▶ _Problem requirements_
Gather the lines that hold the string "movements".

▶ _Records shown_
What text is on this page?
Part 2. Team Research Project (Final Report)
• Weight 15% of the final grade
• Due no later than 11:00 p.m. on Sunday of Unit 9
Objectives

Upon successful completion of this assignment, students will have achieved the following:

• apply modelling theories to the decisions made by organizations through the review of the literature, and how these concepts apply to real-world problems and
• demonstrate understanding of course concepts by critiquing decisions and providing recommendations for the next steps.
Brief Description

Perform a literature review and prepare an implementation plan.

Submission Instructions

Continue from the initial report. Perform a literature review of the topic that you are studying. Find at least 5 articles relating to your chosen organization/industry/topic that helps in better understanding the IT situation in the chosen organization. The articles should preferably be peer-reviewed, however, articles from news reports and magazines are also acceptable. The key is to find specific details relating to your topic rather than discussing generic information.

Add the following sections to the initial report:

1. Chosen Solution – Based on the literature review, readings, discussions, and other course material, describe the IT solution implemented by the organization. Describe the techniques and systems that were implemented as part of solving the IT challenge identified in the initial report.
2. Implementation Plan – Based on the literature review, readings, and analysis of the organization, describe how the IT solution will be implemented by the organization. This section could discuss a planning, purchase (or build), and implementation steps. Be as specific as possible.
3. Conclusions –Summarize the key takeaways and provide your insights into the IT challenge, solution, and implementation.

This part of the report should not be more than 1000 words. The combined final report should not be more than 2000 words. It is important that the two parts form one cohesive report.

---

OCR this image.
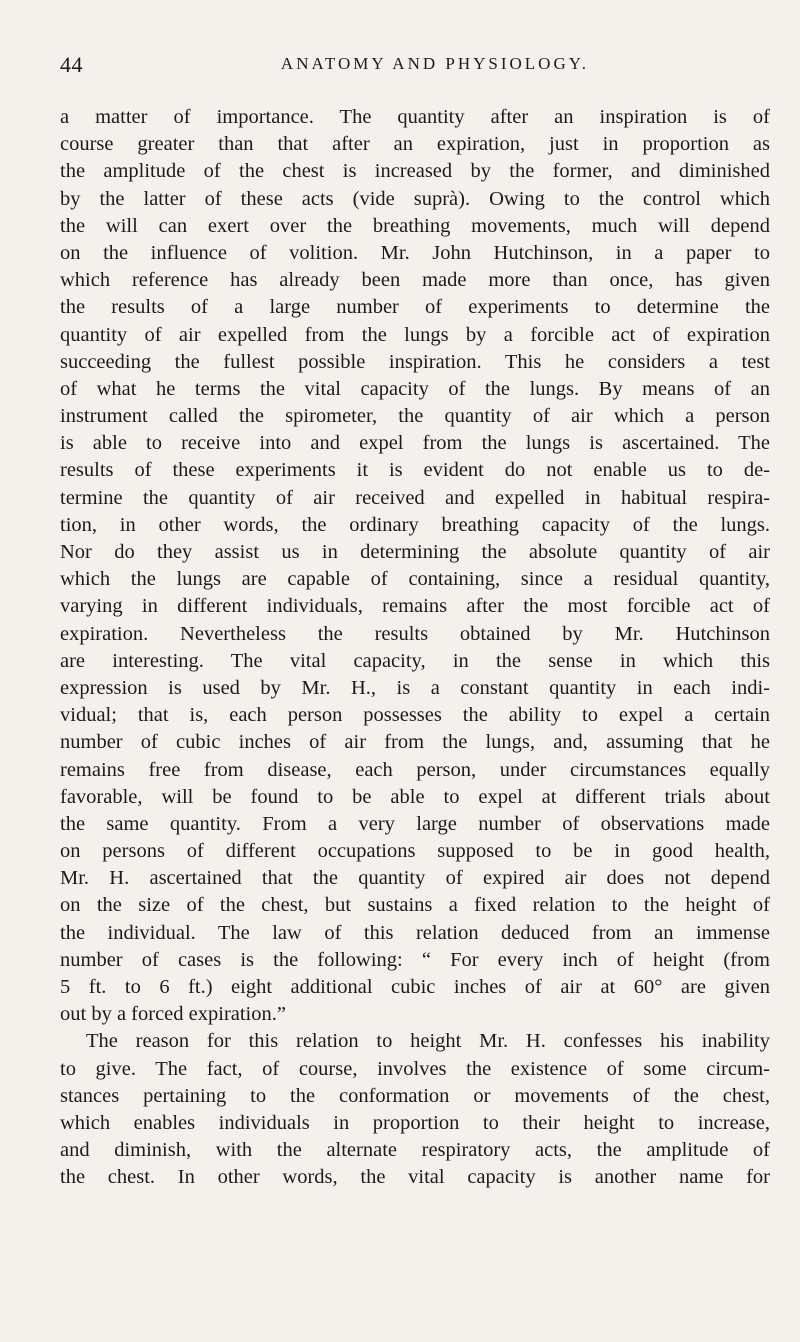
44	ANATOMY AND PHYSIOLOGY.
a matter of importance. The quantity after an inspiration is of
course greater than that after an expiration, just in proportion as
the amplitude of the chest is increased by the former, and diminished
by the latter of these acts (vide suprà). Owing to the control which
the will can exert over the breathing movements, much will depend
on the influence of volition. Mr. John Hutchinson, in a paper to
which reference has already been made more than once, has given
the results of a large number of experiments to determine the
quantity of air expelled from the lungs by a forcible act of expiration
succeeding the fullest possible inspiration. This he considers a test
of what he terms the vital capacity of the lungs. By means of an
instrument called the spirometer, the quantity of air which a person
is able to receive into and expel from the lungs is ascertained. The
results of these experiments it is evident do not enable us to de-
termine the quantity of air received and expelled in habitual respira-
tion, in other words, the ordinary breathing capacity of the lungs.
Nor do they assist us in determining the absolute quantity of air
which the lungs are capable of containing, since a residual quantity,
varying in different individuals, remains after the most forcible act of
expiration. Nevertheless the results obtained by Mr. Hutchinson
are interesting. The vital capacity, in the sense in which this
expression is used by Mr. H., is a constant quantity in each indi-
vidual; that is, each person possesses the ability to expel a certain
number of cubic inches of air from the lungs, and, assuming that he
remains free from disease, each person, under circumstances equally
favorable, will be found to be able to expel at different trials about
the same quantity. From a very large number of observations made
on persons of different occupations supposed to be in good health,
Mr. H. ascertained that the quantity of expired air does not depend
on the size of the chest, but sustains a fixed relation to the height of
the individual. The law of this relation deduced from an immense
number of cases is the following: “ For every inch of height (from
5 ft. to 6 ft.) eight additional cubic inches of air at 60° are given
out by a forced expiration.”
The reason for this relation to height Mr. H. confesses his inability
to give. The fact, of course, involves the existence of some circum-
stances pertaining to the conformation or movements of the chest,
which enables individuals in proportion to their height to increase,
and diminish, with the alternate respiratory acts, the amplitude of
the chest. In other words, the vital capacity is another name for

▶ _The completed task_
the will can exert over the breathing movements, much will depend
stances pertaining to the conformation or movements of the chest,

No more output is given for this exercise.